Exercise prompt.
Type out every line below exactly as it reads.

Data supplied.
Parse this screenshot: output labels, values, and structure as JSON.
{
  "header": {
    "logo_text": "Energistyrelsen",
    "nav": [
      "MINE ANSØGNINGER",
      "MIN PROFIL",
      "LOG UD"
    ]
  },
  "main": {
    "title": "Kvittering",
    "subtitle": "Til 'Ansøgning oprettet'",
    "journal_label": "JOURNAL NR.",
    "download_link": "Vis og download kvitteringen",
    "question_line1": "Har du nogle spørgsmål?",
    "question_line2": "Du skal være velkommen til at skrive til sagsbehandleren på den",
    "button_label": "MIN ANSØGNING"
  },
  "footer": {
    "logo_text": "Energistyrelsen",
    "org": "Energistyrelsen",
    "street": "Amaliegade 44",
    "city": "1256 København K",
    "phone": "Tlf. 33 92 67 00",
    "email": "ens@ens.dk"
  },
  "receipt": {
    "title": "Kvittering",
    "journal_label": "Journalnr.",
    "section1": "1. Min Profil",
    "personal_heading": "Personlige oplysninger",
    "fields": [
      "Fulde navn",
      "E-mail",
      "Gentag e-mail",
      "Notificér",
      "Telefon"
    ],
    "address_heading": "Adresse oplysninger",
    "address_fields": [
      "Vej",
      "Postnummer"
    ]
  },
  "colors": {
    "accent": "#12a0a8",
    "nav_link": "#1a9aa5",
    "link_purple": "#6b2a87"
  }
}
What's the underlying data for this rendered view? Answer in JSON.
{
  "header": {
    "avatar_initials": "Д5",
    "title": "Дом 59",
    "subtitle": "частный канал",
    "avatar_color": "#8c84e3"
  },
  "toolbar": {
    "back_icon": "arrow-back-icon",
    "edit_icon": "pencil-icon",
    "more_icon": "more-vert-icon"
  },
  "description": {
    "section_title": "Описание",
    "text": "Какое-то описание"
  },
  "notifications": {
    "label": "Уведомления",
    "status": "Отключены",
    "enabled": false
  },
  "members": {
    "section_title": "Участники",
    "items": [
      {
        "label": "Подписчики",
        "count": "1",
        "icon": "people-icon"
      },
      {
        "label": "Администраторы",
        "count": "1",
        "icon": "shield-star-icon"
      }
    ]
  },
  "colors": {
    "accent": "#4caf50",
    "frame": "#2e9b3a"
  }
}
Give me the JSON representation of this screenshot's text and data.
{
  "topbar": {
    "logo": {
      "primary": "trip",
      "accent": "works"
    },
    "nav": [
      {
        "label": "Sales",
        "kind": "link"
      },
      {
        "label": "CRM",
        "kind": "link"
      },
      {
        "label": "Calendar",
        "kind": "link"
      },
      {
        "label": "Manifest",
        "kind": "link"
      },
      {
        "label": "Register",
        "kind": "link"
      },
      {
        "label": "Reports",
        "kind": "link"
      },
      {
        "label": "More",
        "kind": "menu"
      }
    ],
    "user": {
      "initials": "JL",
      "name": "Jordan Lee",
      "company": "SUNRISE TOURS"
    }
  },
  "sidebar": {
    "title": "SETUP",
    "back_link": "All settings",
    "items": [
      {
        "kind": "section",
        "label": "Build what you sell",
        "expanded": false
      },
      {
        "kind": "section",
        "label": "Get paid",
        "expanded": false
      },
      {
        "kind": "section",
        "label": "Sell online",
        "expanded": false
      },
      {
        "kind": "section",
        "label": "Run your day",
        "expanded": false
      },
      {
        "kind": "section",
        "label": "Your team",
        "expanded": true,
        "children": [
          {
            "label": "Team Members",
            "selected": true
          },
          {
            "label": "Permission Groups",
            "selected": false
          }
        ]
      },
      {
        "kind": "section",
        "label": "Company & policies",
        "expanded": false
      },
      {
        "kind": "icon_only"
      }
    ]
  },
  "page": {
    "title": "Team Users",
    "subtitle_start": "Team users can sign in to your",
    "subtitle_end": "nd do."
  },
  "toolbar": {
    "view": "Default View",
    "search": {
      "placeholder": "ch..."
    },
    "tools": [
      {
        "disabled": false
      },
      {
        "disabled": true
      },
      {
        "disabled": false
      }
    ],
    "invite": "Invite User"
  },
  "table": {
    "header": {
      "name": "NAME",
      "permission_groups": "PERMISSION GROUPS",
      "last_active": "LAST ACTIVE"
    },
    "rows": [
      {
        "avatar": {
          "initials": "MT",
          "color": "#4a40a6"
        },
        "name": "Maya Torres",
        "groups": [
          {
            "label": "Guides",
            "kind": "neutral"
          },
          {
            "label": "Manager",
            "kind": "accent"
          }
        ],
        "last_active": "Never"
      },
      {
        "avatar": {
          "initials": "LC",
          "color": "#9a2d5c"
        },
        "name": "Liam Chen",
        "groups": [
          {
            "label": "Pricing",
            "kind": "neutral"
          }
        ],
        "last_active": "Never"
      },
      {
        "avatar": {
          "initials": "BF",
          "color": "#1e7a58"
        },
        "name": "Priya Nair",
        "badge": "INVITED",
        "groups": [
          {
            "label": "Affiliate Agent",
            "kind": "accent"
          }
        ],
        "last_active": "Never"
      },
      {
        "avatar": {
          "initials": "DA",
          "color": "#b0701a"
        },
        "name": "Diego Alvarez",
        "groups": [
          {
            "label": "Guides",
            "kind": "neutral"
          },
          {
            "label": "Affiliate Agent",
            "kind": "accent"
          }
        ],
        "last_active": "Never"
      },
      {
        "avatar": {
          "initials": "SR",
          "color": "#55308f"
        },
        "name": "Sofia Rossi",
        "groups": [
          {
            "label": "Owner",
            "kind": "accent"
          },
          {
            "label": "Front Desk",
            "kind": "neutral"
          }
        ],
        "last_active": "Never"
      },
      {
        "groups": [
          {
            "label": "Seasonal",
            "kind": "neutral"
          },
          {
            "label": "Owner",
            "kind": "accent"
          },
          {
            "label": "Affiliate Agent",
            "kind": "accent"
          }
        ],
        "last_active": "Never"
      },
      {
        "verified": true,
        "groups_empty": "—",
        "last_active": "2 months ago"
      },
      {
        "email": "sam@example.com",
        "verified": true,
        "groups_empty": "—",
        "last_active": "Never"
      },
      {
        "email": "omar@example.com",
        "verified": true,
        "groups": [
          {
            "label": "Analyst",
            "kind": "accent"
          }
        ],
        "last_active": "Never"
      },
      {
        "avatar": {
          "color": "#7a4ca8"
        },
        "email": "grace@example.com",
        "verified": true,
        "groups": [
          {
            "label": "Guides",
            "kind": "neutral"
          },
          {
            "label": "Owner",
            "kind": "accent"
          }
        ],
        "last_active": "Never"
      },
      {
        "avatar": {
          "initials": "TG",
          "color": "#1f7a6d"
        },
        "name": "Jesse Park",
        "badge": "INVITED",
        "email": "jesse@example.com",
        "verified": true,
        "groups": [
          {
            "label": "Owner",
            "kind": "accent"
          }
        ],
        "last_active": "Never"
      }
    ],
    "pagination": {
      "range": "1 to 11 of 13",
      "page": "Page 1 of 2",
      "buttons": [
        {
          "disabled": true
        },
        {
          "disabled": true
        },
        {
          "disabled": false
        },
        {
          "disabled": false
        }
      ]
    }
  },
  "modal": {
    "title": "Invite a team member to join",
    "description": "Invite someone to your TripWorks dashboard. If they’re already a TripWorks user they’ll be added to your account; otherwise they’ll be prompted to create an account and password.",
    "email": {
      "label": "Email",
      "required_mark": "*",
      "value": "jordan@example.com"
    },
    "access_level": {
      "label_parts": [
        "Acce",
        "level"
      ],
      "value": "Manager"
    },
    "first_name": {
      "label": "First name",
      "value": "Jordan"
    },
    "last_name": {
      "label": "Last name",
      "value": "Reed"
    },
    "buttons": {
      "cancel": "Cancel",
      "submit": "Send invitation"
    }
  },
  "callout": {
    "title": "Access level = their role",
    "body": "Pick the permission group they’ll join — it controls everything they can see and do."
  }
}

Result below.
Parse this screenshot: output labels, values, and structure as JSON.
{
  "header": {
    "logo_text": "Energistyrelsen",
    "nav": [
      "MINE ANSØGNINGER",
      "MIN PROFIL",
      "LOG UD"
    ]
  },
  "main": {
    "title": "Kvittering",
    "subtitle": "Til 'Ansøgning oprettet'",
    "journal_label": "JOURNAL NR.",
    "download_link": "Vis og download kvitteringen",
    "question_line1": "Har du nogle spørgsmål?",
    "question_line2": "Du skal være velkommen til at skrive til sagsbehandleren på den",
    "button_label": "MIN ANSØGNING"
  },
  "footer": {
    "logo_text": "Energistyrelsen",
    "org": "Energistyrelsen",
    "street": "Amaliegade 44",
    "city": "1256 København K",
    "phone": "Tlf. 33 92 67 00",
    "email": "ens@ens.dk"
  },
  "receipt": {
    "title": "Kvittering",
    "journal_label": "Journalnr.",
    "section1": "1. Min Profil",
    "personal_heading": "Personlige oplysninger",
    "fields": [
      "Fulde navn",
      "E-mail",
      "Gentag e-mail",
      "Notificér",
      "Telefon"
    ],
    "address_heading": "Adresse oplysninger",
    "address_fields": [
      "Vej",
      "Postnummer"
    ]
  },
  "colors": {
    "accent": "#12a0a8",
    "nav_link": "#1a9aa5",
    "link_purple": "#6b2a87"
  }
}
What's the underlying data for this rendered view? Answer in JSON.
{
  "header": {
    "avatar_initials": "Д5",
    "title": "Дом 59",
    "subtitle": "частный канал",
    "avatar_color": "#8c84e3"
  },
  "toolbar": {
    "back_icon": "arrow-back-icon",
    "edit_icon": "pencil-icon",
    "more_icon": "more-vert-icon"
  },
  "description": {
    "section_title": "Описание",
    "text": "Какое-то описание"
  },
  "notifications": {
    "label": "Уведомления",
    "status": "Отключены",
    "enabled": false
  },
  "members": {
    "section_title": "Участники",
    "items": [
      {
        "label": "Подписчики",
        "count": "1",
        "icon": "people-icon"
      },
      {
        "label": "Администраторы",
        "count": "1",
        "icon": "shield-star-icon"
      }
    ]
  },
  "colors": {
    "accent": "#4caf50",
    "frame": "#2e9b3a"
  }
}
Give me the JSON representation of this screenshot's text and data.
{
  "topbar": {
    "logo": {
      "primary": "trip",
      "accent": "works"
    },
    "nav": [
      {
        "label": "Sales",
        "kind": "link"
      },
      {
        "label": "CRM",
        "kind": "link"
      },
      {
        "label": "Calendar",
        "kind": "link"
      },
      {
        "label": "Manifest",
        "kind": "link"
      },
      {
        "label": "Register",
        "kind": "link"
      },
      {
        "label": "Reports",
        "kind": "link"
      },
      {
        "label": "More",
        "kind": "menu"
      }
    ],
    "user": {
      "initials": "JL",
      "name": "Jordan Lee",
      "company": "SUNRISE TOURS"
    }
  },
  "sidebar": {
    "title": "SETUP",
    "back_link": "All settings",
    "items": [
      {
        "kind": "section",
        "label": "Build what you sell",
        "expanded": false
      },
      {
        "kind": "section",
        "label": "Get paid",
        "expanded": false
      },
      {
        "kind": "section",
        "label": "Sell online",
        "expanded": false
      },
      {
        "kind": "section",
        "label": "Run your day",
        "expanded": false
      },
      {
        "kind": "section",
        "label": "Your team",
        "expanded": true,
        "children": [
          {
            "label": "Team Members",
            "selected": true
          },
          {
            "label": "Permission Groups",
            "selected": false
          }
        ]
      },
      {
        "kind": "section",
        "label": "Company & policies",
        "expanded": false
      },
      {
        "kind": "icon_only"
      }
    ]
  },
  "page": {
    "title": "Team Users",
    "subtitle_start": "Team users can sign in to your",
    "subtitle_end": "nd do."
  },
  "toolbar": {
    "view": "Default View",
    "search": {
      "placeholder": "ch..."
    },
    "tools": [
      {
        "disabled": false
      },
      {
        "disabled": true
      },
      {
        "disabled": false
      }
    ],
    "invite": "Invite User"
  },
  "table": {
    "header": {
      "name": "NAME",
      "permission_groups": "PERMISSION GROUPS",
      "last_active": "LAST ACTIVE"
    },
    "rows": [
      {
        "avatar": {
          "initials": "MT",
          "color": "#4a40a6"
        },
        "name": "Maya Torres",
        "groups": [
          {
            "label": "Guides",
            "kind": "neutral"
          },
          {
            "label": "Manager",
            "kind": "accent"
          }
        ],
        "last_active": "Never"
      },
      {
        "avatar": {
          "initials": "LC",
          "color": "#9a2d5c"
        },
        "name": "Liam Chen",
        "groups": [
          {
            "label": "Pricing",
            "kind": "neutral"
          }
        ],
        "last_active": "Never"
      },
      {
        "avatar": {
          "initials": "BF",
          "color": "#1e7a58"
        },
        "name": "Priya Nair",
        "badge": "INVITED",
        "groups": [
          {
            "label": "Affiliate Agent",
            "kind": "accent"
          }
        ],
        "last_active": "Never"
      },
      {
        "avatar": {
          "initials": "DA",
          "color": "#b0701a"
        },
        "name": "Diego Alvarez",
        "groups": [
          {
            "label": "Guides",
            "kind": "neutral"
          },
          {
            "label": "Affiliate Agent",
            "kind": "accent"
          }
        ],
        "last_active": "Never"
      },
      {
        "avatar": {
          "initials": "SR",
          "color": "#55308f"
        },
        "name": "Sofia Rossi",
        "groups": [
          {
            "label": "Owner",
            "kind": "accent"
          },
          {
            "label": "Front Desk",
            "kind": "neutral"
          }
        ],
        "last_active": "Never"
      },
      {
        "groups": [
          {
            "label": "Seasonal",
            "kind": "neutral"
          },
          {
            "label": "Owner",
            "kind": "accent"
          },
          {
            "label": "Affiliate Agent",
            "kind": "accent"
          }
        ],
        "last_active": "Never"
      },
      {
        "verified": true,
        "groups_empty": "—",
        "last_active": "2 months ago"
      },
      {
        "email": "sam@example.com",
        "verified": true,
        "groups_empty": "—",
        "last_active": "Never"
      },
      {
        "email": "omar@example.com",
        "verified": true,
        "groups": [
          {
            "label": "Analyst",
            "kind": "accent"
          }
        ],
        "last_active": "Never"
      },
      {
        "avatar": {
          "color": "#7a4ca8"
        },
        "email": "grace@example.com",
        "verified": true,
        "groups": [
          {
            "label": "Guides",
            "kind": "neutral"
          },
          {
            "label": "Owner",
            "kind": "accent"
          }
        ],
        "last_active": "Never"
      },
      {
        "avatar": {
          "initials": "TG",
          "color": "#1f7a6d"
        },
        "name": "Jesse Park",
        "badge": "INVITED",
        "email": "jesse@example.com",
        "verified": true,
        "groups": [
          {
            "label": "Owner",
            "kind": "accent"
          }
        ],
        "last_active": "Never"
      }
    ],
    "pagination": {
      "range": "1 to 11 of 13",
      "page": "Page 1 of 2",
      "buttons": [
        {
          "disabled": true
        },
        {
          "disabled": true
        },
        {
          "disabled": false
        },
        {
          "disabled": false
        }
      ]
    }
  },
  "modal": {
    "title": "Invite a team member to join",
    "description": "Invite someone to your TripWorks dashboard. If they’re already a TripWorks user they’ll be added to your account; otherwise they’ll be prompted to create an account and password.",
    "email": {
      "label": "Email",
      "required_mark": "*",
      "value": "jordan@example.com"
    },
    "access_level": {
      "label_parts": [
        "Acce",
        "level"
      ],
      "value": "Manager"
    },
    "first_name": {
      "label": "First name",
      "value": "Jordan"
    },
    "last_name": {
      "label": "Last name",
      "value": "Reed"
    },
    "buttons": {
      "cancel": "Cancel",
      "submit": "Send invitation"
    }
  },
  "callout": {
    "title": "Access level = their role",
    "body": "Pick the permission group they’ll join — it controls everything they can see and do."
  }
}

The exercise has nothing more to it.